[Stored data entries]
□ □ □

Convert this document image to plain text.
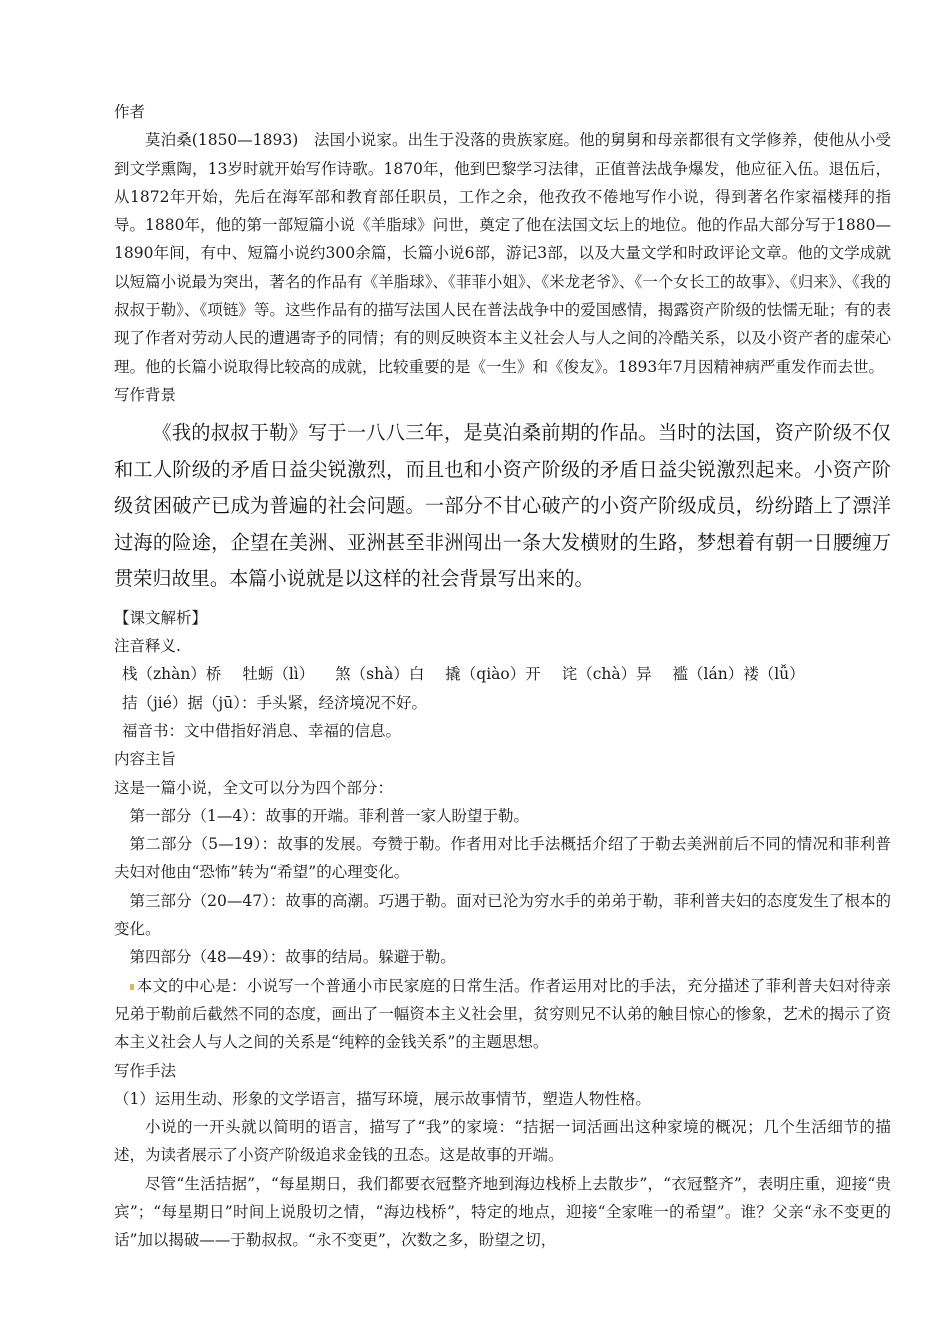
作者

莫泊桑(1850—1893)　法国小说家。出生于没落的贵族家庭。他的舅舅和母亲都很有文学修养，使他从小受到文学熏陶，13岁时就开始写作诗歌。1870年，他到巴黎学习法律，正值普法战争爆发，他应征入伍。退伍后，从1872年开始，先后在海军部和教育部任职员，工作之余，他孜孜不倦地写作小说，得到著名作家福楼拜的指导。1880年，他的第一部短篇小说《羊脂球》问世，奠定了他在法国文坛上的地位。他的作品大部分写于1880—1890年间，有中、短篇小说约300余篇，长篇小说6部，游记3部，以及大量文学和时政评论文章。他的文学成就以短篇小说最为突出，著名的作品有《羊脂球》、《菲菲小姐》、《米龙老爷》、《一个女长工的故事》、《归来》、《我的叔叔于勒》、《项链》等。这些作品有的描写法国人民在普法战争中的爱国感情，揭露资产阶级的怯懦无耻；有的表现了作者对劳动人民的遭遇寄予的同情；有的则反映资本主义社会人与人之间的冷酷关系，以及小资产者的虚荣心理。他的长篇小说取得比较高的成就，比较重要的是《一生》和《俊友》。1893年7月因精神病严重发作而去世。

写作背景

《我的叔叔于勒》写于一八八三年，是莫泊桑前期的作品。当时的法国，资产阶级不仅和工人阶级的矛盾日益尖锐激烈，而且也和小资产阶级的矛盾日益尖锐激烈起来。小资产阶级贫困破产已成为普遍的社会问题。一部分不甘心破产的小资产阶级成员，纷纷踏上了漂洋过海的险途，企望在美洲、亚洲甚至非洲闯出一条大发横财的生路，梦想着有朝一日腰缠万贯荣归故里。本篇小说就是以这样的社会背景写出来的。

【课文解析】

注音释义.

栈（zhàn）桥 牡蛎（lì） 煞（shà）白 撬（qiào）开 诧（chà）异 褴（lán）褛（lǚ）

拮（jié）据（jū）：手头紧，经济境况不好。

福音书：文中借指好消息、幸福的信息。

内容主旨

这是一篇小说，全文可以分为四个部分：

第一部分（1—4）：故事的开端。菲利普一家人盼望于勒。

第二部分（5—19）：故事的发展。夸赞于勒。作者用对比手法概括介绍了于勒去美洲前后不同的情况和菲利普夫妇对他由“恐怖”转为“希望”的心理变化。

第三部分（20—47）：故事的高潮。巧遇于勒。面对已沦为穷水手的弟弟于勒，菲利普夫妇的态度发生了根本的变化。

第四部分（48—49）：故事的结局。躲避于勒。

本文的中心是：小说写一个普通小市民家庭的日常生活。作者运用对比的手法，充分描述了菲利普夫妇对待亲兄弟于勒前后截然不同的态度，画出了一幅资本主义社会里，贫穷则兄不认弟的触目惊心的惨象，艺术的揭示了资本主义社会人与人之间的关系是“纯粹的金钱关系”的主题思想。

写作手法

（1）运用生动、形象的文学语言，描写环境，展示故事情节，塑造人物性格。

小说的一开头就以简明的语言，描写了“我”的家境：“拮据一词活画出这种家境的概况；几个生活细节的描述，为读者展示了小资产阶级追求金钱的丑态。这是故事的开端。

尽管“生活拮据”，“每星期日，我们都要衣冠整齐地到海边栈桥上去散步”，“衣冠整齐”，表明庄重，迎接“贵宾”；“每星期日”时间上说殷切之情，“海边栈桥”，特定的地点，迎接“全家唯一的希望”。谁？父亲“永不变更的话”加以揭破——于勒叔叔。“永不变更”，次数之多，盼望之切，
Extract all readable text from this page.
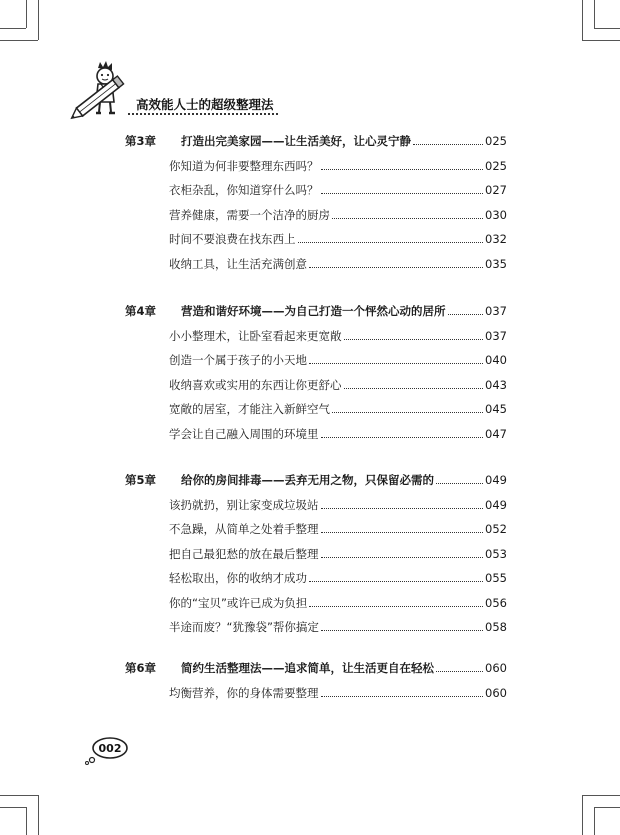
高效能人士的超级整理法
第3章	打造出完美家园——让生活美好，让心灵宁静	025
你知道为何非要整理东西吗？	025
衣柜杂乱，你知道穿什么吗？	027
营养健康，需要一个洁净的厨房	030
时间不要浪费在找东西上	032
收纳工具，让生活充满创意	035
第4章	营造和谐好环境——为自己打造一个怦然心动的居所	037
小小整理术，让卧室看起来更宽敞	037
创造一个属于孩子的小天地	040
收纳喜欢或实用的东西让你更舒心	043
宽敞的居室，才能注入新鲜空气	045
学会让自己融入周围的环境里	047
第5章	给你的房间排毒——丢弃无用之物，只保留必需的	049
该扔就扔，别让家变成垃圾站	049
不急躁，从简单之处着手整理	052
把自己最犯愁的放在最后整理	053
轻松取出，你的收纳才成功	055
你的“宝贝”或许已成为负担	056
半途而废？“犹豫袋”帮你搞定	058
第6章	简约生活整理法——追求简单，让生活更自在轻松	060
均衡营养，你的身体需要整理	060
002
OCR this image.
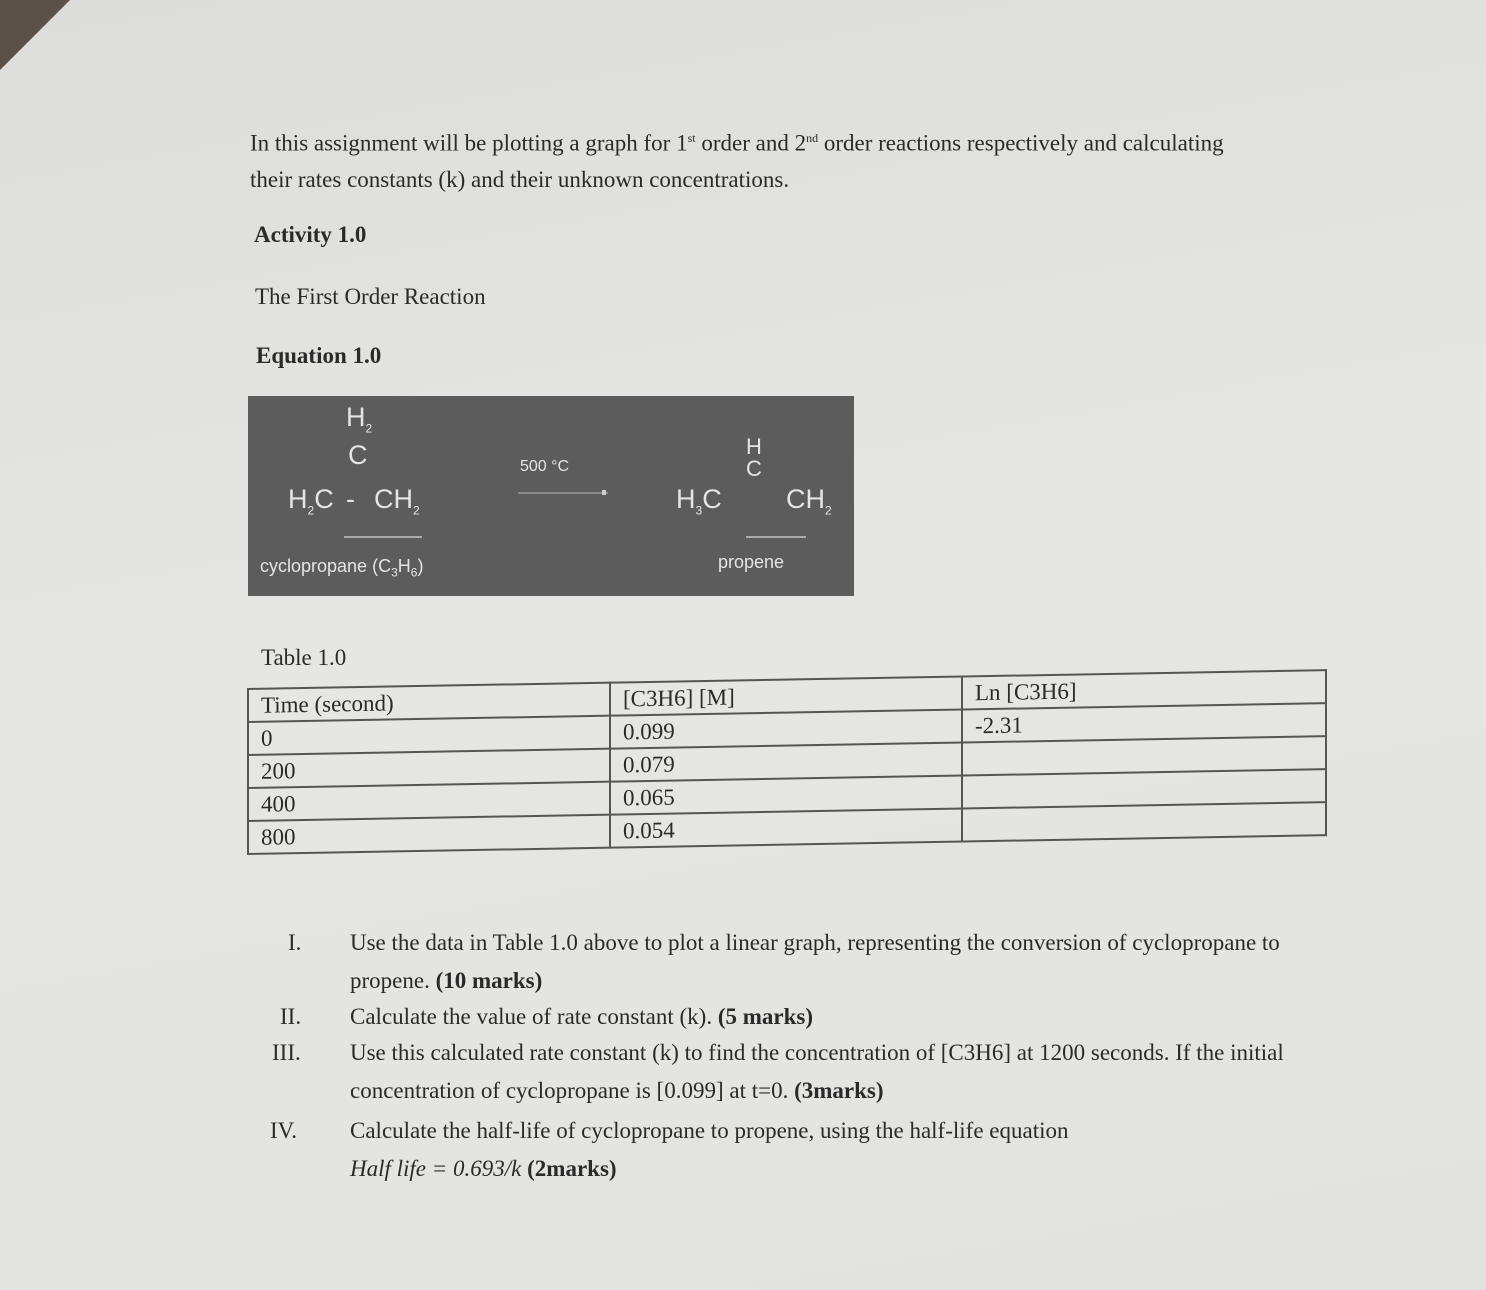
In this assignment will be plotting a graph for 1st order and 2nd order reactions respectively and calculating their rates constants (k) and their unknown concentrations.
Activity 1.0
The First Order Reaction
Equation 1.0
$H_2$
C
$H_2C - CH_2$
cyclopropane $(C_3H_6)$
500 °C
H
C
$H_3C$ $CH_2$
propene
Table 1.0
Time (second)	[C3H6] [M]	Ln [C3H6]
0	0.099	-2.31
200	0.079	
400	0.065	
800	0.054	
I.	Use the data in Table 1.0 above to plot a linear graph, representing the conversion of cyclopropane to propene. (10 marks)
II.	Calculate the value of rate constant (k). (5 marks)
III.	Use this calculated rate constant (k) to find the concentration of [C3H6] at 1200 seconds. If the initial concentration of cyclopropane is [0.099] at t=0. (3marks)
IV.	Calculate the half-life of cyclopropane to propene, using the half-life equation
Half life = 0.693/k (2marks)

□ □ □

Exercise instructions: The copy should begin at the line containing "OCR this image." and end at the last line of the data above; please restate those lines word for word without the pictures.

Result for this task:
OCR this image.
In this assignment will be plotting a graph for 1st order and 2nd order reactions respectively and calculating their rates constants (k) and their unknown concentrations.
Activity 1.0
The First Order Reaction
Equation 1.0
$H_2$
C
$H_2C - CH_2$
cyclopropane $(C_3H_6)$
500 °C
H
C
$H_3C$ $CH_2$
propene
Table 1.0
Time (second)	[C3H6] [M]	Ln [C3H6]
0	0.099	-2.31
200	0.079	
400	0.065	
800	0.054	
I.	Use the data in Table 1.0 above to plot a linear graph, representing the conversion of cyclopropane to propene. (10 marks)
II.	Calculate the value of rate constant (k). (5 marks)
III.	Use this calculated rate constant (k) to find the concentration of [C3H6] at 1200 seconds. If the initial concentration of cyclopropane is [0.099] at t=0. (3marks)
IV.	Calculate the half-life of cyclopropane to propene, using the half-life equation
Half life = 0.693/k (2marks)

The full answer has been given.